Leichtfried sah den Wandel, auch wenn er langsam vorangeht, als eine zusätzliche Chance und für Österreich
wird es ihm zufolge darum gehen, dabei vorne und Taktgeber zu sein. Als wesentliche Faktoren dabei sieht er die
Forschungsförderung und die Forschungsprämie. Leichtfried wandte sich auch entschieden dagegen, bestimmte
technische Lösungen vorzuschreiben, festgelegt werden sollten lediglich Grenzwerte. Die Technologieneutralität
sei ihm ein besonderes Anliegen, stellte er fest.
Auch wenn die Strategie allseits unterstützt wurde, kamen von den Abgeordneten Bedenken. So plädierte
Andreas Ottenschläger (V) dafür, die Produktionskette und den Lebenszyklus der Fahrzeuge in Betracht
zu ziehen. Er warnte davor, Unsicherheit bei Industrie und VerbraucherInnen entstehen zu lassen, und sprach sich
dafür aus, klare Signale zu setzen. Damit stieß er auch auf Verständnis beim Minister. Ähnlich
argumentierten Abgeordneter Franz Leonhard Eßl (V) und Michael Bernhard (N). Die Wirtschaftlichkeitsberechnung
sei genau anzustellen, betonte Eßl. Es seien auch noch Fragen zu klären, wie manche Materialien entsorgt
werden können.

Einträge der Sammlung
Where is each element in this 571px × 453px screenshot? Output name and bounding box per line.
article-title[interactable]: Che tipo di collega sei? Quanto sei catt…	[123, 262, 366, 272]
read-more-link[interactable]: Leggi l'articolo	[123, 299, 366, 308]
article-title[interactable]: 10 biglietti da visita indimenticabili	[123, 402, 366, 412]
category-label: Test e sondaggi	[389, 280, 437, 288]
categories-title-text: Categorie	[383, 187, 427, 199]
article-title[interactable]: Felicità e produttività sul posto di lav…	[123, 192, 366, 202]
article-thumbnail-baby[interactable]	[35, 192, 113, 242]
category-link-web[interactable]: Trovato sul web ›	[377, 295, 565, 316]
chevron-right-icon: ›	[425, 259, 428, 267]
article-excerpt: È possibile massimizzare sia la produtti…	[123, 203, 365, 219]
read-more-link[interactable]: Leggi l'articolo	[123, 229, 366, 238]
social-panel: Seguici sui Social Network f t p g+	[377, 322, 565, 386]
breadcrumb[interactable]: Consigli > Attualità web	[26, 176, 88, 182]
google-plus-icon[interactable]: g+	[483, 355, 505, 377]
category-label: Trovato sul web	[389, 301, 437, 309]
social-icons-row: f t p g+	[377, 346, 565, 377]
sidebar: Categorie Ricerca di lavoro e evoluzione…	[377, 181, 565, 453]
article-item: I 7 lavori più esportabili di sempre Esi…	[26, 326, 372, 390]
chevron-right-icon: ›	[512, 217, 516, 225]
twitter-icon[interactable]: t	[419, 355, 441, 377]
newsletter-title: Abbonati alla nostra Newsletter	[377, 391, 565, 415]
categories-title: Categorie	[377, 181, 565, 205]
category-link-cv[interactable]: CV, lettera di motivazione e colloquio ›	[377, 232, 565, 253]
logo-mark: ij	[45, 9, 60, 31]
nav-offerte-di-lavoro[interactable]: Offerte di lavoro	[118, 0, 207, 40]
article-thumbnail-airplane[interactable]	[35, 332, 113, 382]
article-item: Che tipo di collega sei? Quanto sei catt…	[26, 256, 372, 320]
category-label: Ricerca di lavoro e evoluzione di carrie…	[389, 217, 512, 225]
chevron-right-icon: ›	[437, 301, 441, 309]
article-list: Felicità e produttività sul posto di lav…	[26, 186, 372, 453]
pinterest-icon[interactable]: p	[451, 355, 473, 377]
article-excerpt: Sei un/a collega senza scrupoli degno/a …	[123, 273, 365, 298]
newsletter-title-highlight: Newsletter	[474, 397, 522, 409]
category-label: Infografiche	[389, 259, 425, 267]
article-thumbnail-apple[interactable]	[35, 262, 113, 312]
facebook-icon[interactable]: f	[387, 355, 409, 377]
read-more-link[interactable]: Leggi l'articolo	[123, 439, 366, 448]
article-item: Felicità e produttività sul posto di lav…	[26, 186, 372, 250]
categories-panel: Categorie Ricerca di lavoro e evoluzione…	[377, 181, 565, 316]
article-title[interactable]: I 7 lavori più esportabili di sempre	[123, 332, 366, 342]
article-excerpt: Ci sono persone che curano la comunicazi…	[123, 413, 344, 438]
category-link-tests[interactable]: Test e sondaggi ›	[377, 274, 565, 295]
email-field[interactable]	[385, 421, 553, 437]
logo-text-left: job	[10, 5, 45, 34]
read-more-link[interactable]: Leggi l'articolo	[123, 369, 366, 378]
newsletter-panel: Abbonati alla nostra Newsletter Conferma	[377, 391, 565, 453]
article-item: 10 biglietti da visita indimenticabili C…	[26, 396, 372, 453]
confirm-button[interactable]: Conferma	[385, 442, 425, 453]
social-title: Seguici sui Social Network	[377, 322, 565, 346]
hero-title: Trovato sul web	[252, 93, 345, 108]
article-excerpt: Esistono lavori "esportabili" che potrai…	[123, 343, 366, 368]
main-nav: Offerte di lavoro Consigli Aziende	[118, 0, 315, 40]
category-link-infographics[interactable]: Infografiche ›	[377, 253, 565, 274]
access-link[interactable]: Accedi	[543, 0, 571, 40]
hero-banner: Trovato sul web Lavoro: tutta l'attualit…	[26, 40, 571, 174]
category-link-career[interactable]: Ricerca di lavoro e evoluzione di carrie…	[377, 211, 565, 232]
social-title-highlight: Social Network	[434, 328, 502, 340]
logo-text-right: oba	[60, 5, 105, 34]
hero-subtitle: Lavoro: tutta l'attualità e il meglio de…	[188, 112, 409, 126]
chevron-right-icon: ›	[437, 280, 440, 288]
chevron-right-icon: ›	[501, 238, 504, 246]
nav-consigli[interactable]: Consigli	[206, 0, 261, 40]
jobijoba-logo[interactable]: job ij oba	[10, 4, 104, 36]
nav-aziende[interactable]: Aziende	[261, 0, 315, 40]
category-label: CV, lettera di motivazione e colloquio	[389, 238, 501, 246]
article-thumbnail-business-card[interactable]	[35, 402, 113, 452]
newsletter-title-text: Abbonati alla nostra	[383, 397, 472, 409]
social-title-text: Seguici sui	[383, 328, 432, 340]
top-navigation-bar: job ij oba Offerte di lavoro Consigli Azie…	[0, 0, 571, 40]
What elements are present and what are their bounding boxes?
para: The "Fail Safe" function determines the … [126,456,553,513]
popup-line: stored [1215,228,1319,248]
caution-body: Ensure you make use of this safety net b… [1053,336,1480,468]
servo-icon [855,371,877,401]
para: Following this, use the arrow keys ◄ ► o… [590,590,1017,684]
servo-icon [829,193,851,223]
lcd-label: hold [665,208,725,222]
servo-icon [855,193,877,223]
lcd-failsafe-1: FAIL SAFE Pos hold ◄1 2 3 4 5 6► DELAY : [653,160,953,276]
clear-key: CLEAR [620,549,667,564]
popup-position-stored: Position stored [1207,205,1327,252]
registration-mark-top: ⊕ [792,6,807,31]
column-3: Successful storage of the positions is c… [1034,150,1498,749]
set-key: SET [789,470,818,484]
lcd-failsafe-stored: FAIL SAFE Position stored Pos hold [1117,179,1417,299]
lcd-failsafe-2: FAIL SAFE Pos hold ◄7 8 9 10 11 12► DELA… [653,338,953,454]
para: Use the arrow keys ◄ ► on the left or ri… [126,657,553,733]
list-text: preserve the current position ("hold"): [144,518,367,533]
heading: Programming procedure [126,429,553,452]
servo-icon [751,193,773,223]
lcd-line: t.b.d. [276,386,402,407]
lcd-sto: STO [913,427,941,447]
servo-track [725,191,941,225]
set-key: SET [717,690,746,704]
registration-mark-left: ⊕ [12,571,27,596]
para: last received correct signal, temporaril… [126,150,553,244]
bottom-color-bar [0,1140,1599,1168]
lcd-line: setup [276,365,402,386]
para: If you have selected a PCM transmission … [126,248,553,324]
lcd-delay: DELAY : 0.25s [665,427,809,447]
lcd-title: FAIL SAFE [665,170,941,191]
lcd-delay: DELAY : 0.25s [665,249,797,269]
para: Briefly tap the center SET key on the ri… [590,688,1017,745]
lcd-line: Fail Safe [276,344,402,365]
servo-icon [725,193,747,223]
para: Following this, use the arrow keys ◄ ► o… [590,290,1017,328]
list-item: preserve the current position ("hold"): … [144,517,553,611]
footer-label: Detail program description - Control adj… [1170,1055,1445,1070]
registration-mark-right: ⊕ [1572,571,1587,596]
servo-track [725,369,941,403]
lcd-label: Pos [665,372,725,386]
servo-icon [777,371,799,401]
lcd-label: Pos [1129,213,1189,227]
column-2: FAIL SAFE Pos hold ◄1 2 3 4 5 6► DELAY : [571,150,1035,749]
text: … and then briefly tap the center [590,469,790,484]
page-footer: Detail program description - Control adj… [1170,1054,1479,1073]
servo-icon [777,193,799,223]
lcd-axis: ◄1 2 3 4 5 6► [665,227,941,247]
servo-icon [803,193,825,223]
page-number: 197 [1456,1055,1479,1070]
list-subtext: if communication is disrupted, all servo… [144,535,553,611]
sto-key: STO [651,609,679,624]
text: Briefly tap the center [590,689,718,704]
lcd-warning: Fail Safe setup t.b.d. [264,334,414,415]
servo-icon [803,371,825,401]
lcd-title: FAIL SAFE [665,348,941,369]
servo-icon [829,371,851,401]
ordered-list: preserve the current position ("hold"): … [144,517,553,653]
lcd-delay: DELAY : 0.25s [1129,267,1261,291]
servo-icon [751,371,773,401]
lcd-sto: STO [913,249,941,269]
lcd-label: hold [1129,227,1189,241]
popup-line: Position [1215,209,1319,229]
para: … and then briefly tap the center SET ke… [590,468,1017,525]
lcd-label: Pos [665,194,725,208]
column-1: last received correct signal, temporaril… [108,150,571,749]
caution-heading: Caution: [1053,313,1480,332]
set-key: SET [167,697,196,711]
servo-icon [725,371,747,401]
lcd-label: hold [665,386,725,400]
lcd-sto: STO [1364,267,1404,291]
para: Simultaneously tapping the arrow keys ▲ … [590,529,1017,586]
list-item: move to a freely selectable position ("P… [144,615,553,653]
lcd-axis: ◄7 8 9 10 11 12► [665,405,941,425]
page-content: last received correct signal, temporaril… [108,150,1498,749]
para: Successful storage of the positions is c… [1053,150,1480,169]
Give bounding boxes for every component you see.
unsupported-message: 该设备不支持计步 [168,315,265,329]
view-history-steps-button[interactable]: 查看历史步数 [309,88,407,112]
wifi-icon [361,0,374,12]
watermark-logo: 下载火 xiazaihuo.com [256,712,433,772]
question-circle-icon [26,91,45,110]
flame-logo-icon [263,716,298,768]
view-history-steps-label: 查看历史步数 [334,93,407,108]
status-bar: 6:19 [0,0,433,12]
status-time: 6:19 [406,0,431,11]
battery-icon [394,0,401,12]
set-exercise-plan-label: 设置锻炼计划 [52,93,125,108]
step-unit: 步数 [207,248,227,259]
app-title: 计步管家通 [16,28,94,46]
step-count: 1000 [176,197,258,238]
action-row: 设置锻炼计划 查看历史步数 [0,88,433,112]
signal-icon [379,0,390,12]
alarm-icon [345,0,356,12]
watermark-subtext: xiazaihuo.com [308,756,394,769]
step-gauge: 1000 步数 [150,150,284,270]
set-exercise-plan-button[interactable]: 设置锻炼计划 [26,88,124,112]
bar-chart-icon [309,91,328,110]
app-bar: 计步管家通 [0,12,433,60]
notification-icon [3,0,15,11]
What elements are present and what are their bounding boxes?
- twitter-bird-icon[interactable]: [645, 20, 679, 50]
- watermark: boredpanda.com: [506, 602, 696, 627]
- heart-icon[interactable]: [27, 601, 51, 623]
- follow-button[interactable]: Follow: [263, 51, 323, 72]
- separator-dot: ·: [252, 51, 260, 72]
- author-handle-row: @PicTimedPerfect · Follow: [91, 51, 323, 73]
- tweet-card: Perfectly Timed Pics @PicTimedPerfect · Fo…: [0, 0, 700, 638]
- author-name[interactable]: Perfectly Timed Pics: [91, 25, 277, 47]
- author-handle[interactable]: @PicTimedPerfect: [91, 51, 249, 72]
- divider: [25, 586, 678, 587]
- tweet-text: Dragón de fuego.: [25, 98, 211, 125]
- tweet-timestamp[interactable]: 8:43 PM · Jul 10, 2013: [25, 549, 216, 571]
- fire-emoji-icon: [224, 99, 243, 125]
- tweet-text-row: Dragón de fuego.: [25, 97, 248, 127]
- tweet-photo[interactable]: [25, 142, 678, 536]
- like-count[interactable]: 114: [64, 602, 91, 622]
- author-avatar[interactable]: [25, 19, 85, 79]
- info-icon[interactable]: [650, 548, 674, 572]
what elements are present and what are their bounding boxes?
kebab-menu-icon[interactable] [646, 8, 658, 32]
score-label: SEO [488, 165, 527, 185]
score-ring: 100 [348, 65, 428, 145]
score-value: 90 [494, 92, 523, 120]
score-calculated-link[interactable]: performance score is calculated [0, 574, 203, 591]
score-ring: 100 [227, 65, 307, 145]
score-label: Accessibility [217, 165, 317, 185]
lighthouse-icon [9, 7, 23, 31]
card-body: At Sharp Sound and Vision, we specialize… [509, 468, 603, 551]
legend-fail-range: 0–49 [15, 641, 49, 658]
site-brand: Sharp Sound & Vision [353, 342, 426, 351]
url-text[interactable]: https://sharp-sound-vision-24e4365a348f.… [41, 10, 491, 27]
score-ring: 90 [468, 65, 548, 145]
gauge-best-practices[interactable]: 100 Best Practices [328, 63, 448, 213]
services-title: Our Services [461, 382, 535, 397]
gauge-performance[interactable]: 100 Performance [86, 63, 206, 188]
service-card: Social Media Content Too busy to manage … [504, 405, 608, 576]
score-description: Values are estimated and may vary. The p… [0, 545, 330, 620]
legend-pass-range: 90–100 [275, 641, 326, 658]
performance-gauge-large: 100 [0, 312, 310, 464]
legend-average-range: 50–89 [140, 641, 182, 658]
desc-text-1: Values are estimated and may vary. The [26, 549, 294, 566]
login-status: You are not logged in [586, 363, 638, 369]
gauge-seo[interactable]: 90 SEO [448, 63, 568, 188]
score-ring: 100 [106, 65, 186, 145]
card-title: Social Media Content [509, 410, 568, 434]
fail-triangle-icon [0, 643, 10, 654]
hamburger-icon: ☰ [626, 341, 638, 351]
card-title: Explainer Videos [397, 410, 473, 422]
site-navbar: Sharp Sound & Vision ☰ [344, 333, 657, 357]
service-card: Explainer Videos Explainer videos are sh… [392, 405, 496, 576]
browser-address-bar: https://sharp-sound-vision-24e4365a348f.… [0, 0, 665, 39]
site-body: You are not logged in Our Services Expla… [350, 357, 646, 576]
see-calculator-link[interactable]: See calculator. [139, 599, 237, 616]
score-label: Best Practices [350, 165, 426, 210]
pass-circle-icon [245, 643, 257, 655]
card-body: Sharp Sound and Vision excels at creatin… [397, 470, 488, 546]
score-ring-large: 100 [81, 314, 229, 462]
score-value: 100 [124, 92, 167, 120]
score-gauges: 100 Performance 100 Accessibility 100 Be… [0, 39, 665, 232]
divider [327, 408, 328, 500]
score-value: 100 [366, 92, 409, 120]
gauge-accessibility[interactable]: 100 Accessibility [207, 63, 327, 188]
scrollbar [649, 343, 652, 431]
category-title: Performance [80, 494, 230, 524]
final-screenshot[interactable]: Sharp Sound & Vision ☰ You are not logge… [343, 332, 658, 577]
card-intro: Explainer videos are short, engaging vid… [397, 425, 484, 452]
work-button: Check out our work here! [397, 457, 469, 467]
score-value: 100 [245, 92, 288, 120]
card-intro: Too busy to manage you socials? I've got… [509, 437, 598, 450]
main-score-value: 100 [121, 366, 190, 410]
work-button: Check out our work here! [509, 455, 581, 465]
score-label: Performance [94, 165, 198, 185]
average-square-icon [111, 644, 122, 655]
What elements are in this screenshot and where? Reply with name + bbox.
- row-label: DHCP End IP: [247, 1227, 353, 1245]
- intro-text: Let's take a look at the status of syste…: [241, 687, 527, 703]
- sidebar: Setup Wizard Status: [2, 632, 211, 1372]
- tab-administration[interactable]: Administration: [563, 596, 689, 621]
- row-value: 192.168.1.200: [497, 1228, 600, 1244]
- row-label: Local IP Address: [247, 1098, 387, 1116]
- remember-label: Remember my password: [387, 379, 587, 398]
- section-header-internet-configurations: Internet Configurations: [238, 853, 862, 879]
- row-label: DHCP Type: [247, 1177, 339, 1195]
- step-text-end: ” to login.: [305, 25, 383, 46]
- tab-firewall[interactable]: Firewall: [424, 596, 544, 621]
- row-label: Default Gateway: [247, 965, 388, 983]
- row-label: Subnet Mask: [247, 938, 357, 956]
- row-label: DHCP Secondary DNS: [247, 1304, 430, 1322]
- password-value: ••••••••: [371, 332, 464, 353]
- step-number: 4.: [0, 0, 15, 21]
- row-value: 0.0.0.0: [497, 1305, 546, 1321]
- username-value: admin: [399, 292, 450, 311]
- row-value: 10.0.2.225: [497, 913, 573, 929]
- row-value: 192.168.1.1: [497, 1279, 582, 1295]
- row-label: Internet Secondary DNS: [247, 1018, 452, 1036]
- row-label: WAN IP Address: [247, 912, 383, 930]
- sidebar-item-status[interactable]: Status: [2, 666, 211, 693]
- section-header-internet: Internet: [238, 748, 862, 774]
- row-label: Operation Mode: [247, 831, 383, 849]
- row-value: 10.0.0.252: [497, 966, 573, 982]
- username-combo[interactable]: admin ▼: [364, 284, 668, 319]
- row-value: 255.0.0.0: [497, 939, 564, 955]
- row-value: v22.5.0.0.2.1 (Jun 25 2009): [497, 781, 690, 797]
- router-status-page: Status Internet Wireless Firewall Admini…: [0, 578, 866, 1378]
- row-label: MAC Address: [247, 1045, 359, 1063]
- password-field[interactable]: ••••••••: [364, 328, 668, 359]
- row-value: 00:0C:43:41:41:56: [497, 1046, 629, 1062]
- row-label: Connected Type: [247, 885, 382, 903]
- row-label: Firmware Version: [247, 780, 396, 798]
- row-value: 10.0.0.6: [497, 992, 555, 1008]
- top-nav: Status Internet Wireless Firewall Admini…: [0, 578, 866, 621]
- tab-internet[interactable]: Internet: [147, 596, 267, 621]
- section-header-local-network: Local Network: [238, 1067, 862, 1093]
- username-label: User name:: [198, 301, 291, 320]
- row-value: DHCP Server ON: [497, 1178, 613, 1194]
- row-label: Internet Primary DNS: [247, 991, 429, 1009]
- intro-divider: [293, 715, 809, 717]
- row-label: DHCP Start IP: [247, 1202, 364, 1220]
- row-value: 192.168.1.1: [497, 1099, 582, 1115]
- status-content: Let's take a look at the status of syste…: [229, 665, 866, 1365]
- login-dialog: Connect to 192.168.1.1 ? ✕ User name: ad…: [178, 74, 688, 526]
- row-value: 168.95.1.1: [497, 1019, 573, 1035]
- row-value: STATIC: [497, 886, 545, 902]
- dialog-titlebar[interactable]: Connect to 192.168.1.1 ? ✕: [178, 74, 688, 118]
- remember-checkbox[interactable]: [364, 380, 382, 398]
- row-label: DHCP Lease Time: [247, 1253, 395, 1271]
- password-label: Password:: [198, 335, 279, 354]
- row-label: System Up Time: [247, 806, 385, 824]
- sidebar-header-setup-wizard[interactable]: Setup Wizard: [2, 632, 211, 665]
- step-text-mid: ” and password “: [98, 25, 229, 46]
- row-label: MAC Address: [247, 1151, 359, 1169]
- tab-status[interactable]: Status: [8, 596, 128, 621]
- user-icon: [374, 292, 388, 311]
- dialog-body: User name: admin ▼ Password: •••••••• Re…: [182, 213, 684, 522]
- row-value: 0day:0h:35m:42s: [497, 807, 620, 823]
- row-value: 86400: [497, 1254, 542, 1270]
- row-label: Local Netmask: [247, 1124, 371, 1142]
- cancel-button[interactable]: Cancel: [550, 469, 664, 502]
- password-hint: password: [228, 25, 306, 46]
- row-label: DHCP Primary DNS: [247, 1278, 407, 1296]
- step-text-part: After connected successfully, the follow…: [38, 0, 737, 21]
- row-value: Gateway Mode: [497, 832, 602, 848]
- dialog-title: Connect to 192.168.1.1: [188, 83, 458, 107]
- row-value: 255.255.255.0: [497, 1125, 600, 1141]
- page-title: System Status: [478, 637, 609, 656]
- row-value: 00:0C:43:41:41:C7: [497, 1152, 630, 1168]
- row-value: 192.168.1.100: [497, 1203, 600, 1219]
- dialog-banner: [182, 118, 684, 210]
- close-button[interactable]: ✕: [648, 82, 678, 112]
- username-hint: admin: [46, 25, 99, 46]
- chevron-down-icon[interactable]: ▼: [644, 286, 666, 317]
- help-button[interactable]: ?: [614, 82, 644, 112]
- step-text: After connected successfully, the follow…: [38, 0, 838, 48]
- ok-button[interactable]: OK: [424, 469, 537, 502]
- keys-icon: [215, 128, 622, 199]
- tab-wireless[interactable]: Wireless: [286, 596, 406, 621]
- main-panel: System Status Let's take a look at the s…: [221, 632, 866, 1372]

DEINE AUFGABE — Schreib den Textausschnitt über die Debatte mit Minister Leichtfried nach seinem letzten Satz weiter.

ERGEBNIS —
Die Kunst sei es, zu fördern und zu fordern, aber so, dass die Leute mitkommen, so der Befund von Georg Willi
(G), der auf politische Maßnahmen zur Förderung emissionsarmer Mobilität drängte, auch wenn
diese hart sein sollten. Willi führte in diesem Zusammenhang mehrere Beispiele an, wo sich die Industrie zunächst
gegen Neuerungen gewehrt und dann sehr rasch die wirtschaftlichen Chancen wahrgenommen hat und umgestiegen ist.
Die Industrie ist viel leistungsfähiger als man manchmal denkt, sagte er. Zudem forderte Willi einen fairen
Wettbewerb zwischen der Schiene und der Straße.
Minister Leichtfried zeigte sich auch offen für den Vorschlag von Christian Hafenecker (F), das Rechtsabbiegen
bei Rot zu erlauben. Das würde vor allem im städtischen Bereich viele schädliche Emissionen sparen,
so dessen Argument.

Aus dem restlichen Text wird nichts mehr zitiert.